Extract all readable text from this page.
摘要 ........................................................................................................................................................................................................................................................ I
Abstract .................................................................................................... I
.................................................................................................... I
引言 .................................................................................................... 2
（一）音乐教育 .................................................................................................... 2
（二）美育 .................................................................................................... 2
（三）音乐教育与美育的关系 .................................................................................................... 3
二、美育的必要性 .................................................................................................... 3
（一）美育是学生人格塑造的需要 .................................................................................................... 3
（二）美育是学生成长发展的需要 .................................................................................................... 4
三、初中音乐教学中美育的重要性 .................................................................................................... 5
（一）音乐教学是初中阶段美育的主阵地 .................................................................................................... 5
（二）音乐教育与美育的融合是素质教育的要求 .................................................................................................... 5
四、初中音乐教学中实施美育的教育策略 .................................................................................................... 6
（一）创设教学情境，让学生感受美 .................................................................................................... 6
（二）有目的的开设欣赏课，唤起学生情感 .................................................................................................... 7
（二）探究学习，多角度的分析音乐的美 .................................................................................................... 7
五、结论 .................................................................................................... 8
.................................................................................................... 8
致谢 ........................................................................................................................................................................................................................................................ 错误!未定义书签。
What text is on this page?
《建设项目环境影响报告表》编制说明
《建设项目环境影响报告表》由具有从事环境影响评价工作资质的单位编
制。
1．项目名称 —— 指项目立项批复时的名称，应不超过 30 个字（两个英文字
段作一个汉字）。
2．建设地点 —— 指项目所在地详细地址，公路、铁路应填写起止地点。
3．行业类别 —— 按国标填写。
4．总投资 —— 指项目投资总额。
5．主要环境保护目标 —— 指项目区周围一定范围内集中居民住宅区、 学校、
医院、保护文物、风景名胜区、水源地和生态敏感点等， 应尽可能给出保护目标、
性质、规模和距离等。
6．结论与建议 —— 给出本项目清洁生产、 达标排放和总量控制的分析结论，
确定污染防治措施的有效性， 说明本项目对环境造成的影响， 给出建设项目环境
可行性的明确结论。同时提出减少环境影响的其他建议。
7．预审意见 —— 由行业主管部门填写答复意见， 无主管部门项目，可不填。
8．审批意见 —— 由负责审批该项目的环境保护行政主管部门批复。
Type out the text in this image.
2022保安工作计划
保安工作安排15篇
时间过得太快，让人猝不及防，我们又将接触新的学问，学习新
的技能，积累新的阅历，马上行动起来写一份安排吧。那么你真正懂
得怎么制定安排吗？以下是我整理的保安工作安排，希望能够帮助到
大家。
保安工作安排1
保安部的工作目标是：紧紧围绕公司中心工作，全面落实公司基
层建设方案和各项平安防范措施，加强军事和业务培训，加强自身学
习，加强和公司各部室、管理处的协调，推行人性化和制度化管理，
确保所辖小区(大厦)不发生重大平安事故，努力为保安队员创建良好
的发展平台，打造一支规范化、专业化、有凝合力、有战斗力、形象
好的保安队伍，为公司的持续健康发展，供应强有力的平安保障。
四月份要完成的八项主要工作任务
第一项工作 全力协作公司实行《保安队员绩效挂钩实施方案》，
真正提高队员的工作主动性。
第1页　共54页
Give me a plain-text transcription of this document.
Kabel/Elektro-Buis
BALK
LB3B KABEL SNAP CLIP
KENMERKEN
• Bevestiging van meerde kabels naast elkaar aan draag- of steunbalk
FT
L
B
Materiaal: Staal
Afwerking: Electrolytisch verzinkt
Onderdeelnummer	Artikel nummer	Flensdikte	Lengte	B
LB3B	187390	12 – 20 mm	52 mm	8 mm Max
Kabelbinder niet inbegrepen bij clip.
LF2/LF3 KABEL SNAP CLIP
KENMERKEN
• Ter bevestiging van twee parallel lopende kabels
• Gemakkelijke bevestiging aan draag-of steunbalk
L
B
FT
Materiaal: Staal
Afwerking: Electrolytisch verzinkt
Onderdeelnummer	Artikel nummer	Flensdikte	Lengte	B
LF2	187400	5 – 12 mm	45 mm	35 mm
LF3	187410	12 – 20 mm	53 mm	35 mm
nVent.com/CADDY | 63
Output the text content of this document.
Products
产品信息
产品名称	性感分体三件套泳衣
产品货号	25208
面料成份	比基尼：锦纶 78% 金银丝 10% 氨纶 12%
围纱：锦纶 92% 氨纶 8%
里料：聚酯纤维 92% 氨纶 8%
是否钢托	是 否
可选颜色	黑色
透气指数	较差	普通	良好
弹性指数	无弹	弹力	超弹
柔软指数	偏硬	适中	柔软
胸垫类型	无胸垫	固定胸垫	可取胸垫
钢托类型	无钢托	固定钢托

• • • •

• DO THIS
Produce an exact copy of every entry above.

• SOLUTION TO THIS PROBLEM
Extract all readable text from this page.
摘要 ........................................................................................................................................................................................................................................................ I
Abstract .................................................................................................... I
.................................................................................................... I
引言 .................................................................................................... 2
（一）音乐教育 .................................................................................................... 2
（二）美育 .................................................................................................... 2
（三）音乐教育与美育的关系 .................................................................................................... 3
二、美育的必要性 .................................................................................................... 3
（一）美育是学生人格塑造的需要 .................................................................................................... 3
（二）美育是学生成长发展的需要 .................................................................................................... 4
三、初中音乐教学中美育的重要性 .................................................................................................... 5
（一）音乐教学是初中阶段美育的主阵地 .................................................................................................... 5
（二）音乐教育与美育的融合是素质教育的要求 .................................................................................................... 5
四、初中音乐教学中实施美育的教育策略 .................................................................................................... 6
（一）创设教学情境，让学生感受美 .................................................................................................... 6
（二）有目的的开设欣赏课，唤起学生情感 .................................................................................................... 7
（二）探究学习，多角度的分析音乐的美 .................................................................................................... 7
五、结论 .................................................................................................... 8
.................................................................................................... 8
致谢 ........................................................................................................................................................................................................................................................ 错误!未定义书签。
What text is on this page?
《建设项目环境影响报告表》编制说明
《建设项目环境影响报告表》由具有从事环境影响评价工作资质的单位编
制。
1．项目名称 —— 指项目立项批复时的名称，应不超过 30 个字（两个英文字
段作一个汉字）。
2．建设地点 —— 指项目所在地详细地址，公路、铁路应填写起止地点。
3．行业类别 —— 按国标填写。
4．总投资 —— 指项目投资总额。
5．主要环境保护目标 —— 指项目区周围一定范围内集中居民住宅区、 学校、
医院、保护文物、风景名胜区、水源地和生态敏感点等， 应尽可能给出保护目标、
性质、规模和距离等。
6．结论与建议 —— 给出本项目清洁生产、 达标排放和总量控制的分析结论，
确定污染防治措施的有效性， 说明本项目对环境造成的影响， 给出建设项目环境
可行性的明确结论。同时提出减少环境影响的其他建议。
7．预审意见 —— 由行业主管部门填写答复意见， 无主管部门项目，可不填。
8．审批意见 —— 由负责审批该项目的环境保护行政主管部门批复。
Type out the text in this image.
2022保安工作计划
保安工作安排15篇
时间过得太快，让人猝不及防，我们又将接触新的学问，学习新
的技能，积累新的阅历，马上行动起来写一份安排吧。那么你真正懂
得怎么制定安排吗？以下是我整理的保安工作安排，希望能够帮助到
大家。
保安工作安排1
保安部的工作目标是：紧紧围绕公司中心工作，全面落实公司基
层建设方案和各项平安防范措施，加强军事和业务培训，加强自身学
习，加强和公司各部室、管理处的协调，推行人性化和制度化管理，
确保所辖小区(大厦)不发生重大平安事故，努力为保安队员创建良好
的发展平台，打造一支规范化、专业化、有凝合力、有战斗力、形象
好的保安队伍，为公司的持续健康发展，供应强有力的平安保障。
四月份要完成的八项主要工作任务
第一项工作 全力协作公司实行《保安队员绩效挂钩实施方案》，
真正提高队员的工作主动性。
第1页　共54页
Give me a plain-text transcription of this document.
Kabel/Elektro-Buis
BALK
LB3B KABEL SNAP CLIP
KENMERKEN
• Bevestiging van meerde kabels naast elkaar aan draag- of steunbalk
FT
L
B
Materiaal: Staal
Afwerking: Electrolytisch verzinkt
Onderdeelnummer	Artikel nummer	Flensdikte	Lengte	B
LB3B	187390	12 – 20 mm	52 mm	8 mm Max
Kabelbinder niet inbegrepen bij clip.
LF2/LF3 KABEL SNAP CLIP
KENMERKEN
• Ter bevestiging van twee parallel lopende kabels
• Gemakkelijke bevestiging aan draag-of steunbalk
L
B
FT
Materiaal: Staal
Afwerking: Electrolytisch verzinkt
Onderdeelnummer	Artikel nummer	Flensdikte	Lengte	B
LF2	187400	5 – 12 mm	45 mm	35 mm
LF3	187410	12 – 20 mm	53 mm	35 mm
nVent.com/CADDY | 63
Output the text content of this document.
Products
产品信息
产品名称	性感分体三件套泳衣
产品货号	25208
面料成份	比基尼：锦纶 78% 金银丝 10% 氨纶 12%
围纱：锦纶 92% 氨纶 8%
里料：聚酯纤维 92% 氨纶 8%
是否钢托	是 否
可选颜色	黑色
透气指数	较差	普通	良好
弹性指数	无弹	弹力	超弹
柔软指数	偏硬	适中	柔软
胸垫类型	无胸垫	固定胸垫	可取胸垫
钢托类型	无钢托	固定钢托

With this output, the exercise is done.